What you have to do
Could you write out, word for word, the part of the 7 Aquarii data below, starting at "Observation data Epoch" and ending at "(5.62 + 11.4)"?

Given text: Begin

7 Aquarii

Observation data Epoch J2000 Equinox ICRS
- Constellation: Aquarius
- Right ascension: 20^{h} 56^{m} 54.02626^{s}
- Declination: −09° 41′ 51.1610″
- Apparent magnitude (V): 5.499 (5.62 + 11.4)

Characteristics
- Spectral type: K4 III
- B−V color index: +1.474±0.006
- Variable type: Suspected

Astrometry
- Radial velocity (R_{v}): −32.4±1.6 km/s
- Proper motion (μ): RA: −5.577 mas/yr Dec.: −10.245 mas/yr
- Parallax (π): 4.9495±0.1309 mas
- Distance: 660 ± 20 ly (202 ± 5 pc)

Given text: End
Data section: Begin

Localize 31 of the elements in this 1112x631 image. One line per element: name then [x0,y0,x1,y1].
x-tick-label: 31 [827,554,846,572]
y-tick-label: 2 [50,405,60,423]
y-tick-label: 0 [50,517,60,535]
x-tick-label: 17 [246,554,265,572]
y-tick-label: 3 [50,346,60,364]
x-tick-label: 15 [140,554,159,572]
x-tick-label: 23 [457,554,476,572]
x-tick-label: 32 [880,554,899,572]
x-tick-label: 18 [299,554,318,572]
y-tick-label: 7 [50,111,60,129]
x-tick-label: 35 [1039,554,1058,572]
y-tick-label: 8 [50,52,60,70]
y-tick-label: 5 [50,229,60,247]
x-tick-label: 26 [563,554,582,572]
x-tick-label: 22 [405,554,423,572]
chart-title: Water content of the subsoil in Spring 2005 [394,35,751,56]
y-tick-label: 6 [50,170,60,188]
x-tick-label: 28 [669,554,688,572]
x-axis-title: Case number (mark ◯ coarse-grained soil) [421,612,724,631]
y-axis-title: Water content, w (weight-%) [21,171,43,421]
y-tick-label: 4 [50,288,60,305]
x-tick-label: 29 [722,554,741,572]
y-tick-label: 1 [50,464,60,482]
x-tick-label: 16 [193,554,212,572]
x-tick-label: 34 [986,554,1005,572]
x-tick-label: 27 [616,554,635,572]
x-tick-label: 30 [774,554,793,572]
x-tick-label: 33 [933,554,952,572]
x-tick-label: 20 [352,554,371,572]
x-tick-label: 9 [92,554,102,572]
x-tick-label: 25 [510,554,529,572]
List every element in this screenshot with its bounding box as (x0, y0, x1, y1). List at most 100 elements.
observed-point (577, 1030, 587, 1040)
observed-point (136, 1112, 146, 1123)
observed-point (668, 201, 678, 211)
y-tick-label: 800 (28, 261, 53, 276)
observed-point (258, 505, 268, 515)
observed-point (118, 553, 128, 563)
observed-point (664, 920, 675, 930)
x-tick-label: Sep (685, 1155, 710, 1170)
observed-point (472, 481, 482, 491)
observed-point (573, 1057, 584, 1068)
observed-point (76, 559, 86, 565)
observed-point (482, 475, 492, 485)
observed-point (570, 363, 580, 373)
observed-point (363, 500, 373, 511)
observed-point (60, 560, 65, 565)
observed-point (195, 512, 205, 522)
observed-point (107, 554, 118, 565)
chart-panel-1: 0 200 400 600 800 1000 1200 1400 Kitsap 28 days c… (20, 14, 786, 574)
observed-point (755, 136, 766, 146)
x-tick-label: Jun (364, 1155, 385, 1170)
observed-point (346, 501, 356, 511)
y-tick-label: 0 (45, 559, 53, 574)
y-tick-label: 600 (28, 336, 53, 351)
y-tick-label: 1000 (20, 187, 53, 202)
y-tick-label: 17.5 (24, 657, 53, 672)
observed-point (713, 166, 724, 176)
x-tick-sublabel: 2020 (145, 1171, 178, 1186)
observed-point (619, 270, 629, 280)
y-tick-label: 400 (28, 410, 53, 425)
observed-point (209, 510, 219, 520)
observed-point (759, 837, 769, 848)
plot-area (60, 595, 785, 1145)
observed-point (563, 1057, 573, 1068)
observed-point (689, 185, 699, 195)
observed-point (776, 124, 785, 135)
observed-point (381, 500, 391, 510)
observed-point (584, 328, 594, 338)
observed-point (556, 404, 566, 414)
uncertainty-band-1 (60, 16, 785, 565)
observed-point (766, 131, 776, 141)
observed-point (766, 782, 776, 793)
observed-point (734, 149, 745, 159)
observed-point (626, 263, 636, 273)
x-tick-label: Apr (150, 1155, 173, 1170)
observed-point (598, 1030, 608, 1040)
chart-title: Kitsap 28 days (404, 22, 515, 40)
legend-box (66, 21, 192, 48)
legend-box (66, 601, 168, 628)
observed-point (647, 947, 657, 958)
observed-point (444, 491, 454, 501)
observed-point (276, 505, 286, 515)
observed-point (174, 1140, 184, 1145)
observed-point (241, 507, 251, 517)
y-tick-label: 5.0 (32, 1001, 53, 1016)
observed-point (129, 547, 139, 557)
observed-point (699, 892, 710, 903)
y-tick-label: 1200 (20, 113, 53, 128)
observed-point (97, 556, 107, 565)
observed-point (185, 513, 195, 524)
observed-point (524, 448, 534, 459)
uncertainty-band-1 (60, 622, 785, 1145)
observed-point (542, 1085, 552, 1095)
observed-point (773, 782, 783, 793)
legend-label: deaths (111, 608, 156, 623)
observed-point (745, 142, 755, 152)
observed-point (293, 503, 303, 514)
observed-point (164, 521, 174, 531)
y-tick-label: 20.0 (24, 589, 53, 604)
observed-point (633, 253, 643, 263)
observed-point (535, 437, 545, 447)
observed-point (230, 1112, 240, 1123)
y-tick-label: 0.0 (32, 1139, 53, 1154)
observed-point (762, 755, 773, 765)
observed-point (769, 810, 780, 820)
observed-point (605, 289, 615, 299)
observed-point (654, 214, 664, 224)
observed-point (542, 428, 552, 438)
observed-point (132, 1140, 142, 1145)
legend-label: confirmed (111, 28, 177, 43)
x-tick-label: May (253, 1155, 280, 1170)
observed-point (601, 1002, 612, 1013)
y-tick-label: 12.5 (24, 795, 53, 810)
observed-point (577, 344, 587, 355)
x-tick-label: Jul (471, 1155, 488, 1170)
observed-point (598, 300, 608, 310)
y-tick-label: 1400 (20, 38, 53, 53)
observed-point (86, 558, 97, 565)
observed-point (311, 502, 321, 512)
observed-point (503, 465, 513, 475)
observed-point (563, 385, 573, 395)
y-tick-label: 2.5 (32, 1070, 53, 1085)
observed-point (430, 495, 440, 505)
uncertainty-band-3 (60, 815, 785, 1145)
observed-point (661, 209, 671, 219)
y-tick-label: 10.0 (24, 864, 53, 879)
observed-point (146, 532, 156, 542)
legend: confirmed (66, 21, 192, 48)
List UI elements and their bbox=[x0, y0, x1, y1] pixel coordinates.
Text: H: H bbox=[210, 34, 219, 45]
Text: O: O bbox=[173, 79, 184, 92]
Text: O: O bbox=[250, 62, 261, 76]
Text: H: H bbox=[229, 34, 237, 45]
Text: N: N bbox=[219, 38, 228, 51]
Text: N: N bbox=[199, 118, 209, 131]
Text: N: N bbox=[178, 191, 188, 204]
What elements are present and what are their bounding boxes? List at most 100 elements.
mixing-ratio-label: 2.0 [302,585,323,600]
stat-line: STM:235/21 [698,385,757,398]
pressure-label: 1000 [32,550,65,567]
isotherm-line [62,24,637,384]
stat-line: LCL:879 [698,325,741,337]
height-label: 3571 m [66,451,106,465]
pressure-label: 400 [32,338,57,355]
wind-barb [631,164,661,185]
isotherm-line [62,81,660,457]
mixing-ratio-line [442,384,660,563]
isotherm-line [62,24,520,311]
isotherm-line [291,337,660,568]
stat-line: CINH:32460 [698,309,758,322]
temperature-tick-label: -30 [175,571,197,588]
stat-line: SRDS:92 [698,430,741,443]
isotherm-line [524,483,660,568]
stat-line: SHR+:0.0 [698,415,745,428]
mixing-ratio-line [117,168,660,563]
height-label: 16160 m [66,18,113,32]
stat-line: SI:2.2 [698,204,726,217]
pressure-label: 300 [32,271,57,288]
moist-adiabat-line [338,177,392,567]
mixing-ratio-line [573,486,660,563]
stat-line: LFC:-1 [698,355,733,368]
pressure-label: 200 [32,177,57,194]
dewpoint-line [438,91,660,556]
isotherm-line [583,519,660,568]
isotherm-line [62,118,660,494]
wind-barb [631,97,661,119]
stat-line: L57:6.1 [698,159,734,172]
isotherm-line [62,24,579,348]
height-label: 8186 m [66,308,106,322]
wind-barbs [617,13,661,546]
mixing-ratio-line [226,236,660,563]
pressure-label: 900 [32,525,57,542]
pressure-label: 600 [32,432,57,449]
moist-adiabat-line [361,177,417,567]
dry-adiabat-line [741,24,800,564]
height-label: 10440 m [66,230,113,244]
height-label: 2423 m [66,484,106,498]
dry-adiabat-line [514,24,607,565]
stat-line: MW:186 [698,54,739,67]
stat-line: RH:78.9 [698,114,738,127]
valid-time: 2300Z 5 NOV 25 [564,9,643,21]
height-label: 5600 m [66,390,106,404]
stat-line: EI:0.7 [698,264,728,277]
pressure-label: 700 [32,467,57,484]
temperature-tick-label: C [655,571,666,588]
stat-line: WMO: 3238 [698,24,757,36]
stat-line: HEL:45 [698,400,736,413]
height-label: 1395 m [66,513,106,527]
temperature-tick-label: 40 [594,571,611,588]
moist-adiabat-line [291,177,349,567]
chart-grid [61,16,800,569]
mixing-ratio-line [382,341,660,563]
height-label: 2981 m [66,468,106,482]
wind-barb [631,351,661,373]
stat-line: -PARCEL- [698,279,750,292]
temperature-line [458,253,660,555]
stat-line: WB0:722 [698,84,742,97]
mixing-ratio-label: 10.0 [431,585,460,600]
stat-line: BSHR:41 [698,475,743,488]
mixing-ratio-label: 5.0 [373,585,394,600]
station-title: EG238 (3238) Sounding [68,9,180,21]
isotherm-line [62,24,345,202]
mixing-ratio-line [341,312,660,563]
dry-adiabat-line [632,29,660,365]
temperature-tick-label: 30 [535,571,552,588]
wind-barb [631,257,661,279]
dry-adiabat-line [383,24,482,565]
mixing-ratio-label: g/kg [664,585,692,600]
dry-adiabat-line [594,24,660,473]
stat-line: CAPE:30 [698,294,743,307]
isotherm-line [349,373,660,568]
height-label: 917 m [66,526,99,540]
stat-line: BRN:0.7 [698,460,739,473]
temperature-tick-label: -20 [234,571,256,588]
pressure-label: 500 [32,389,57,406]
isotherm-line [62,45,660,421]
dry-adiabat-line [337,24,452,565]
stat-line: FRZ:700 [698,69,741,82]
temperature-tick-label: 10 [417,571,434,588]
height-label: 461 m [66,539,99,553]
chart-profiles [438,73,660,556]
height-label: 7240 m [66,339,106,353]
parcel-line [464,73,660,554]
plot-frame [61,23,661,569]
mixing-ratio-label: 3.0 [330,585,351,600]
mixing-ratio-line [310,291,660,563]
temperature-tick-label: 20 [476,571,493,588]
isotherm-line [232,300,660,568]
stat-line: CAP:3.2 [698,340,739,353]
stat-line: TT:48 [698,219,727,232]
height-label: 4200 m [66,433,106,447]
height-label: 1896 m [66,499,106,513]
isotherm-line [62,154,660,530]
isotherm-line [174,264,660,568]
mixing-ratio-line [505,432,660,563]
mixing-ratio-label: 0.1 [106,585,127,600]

Data section: End

Written solution
Observation data Epoch J2000 Equinox ICRS
- Constellation: Aquarius
- Right ascension: 20^{h} 56^{m} 54.02626^{s}
- Declination: −09° 41′ 51.1610″
- Apparent magnitude (V): 5.499 (5.62 + 11.4)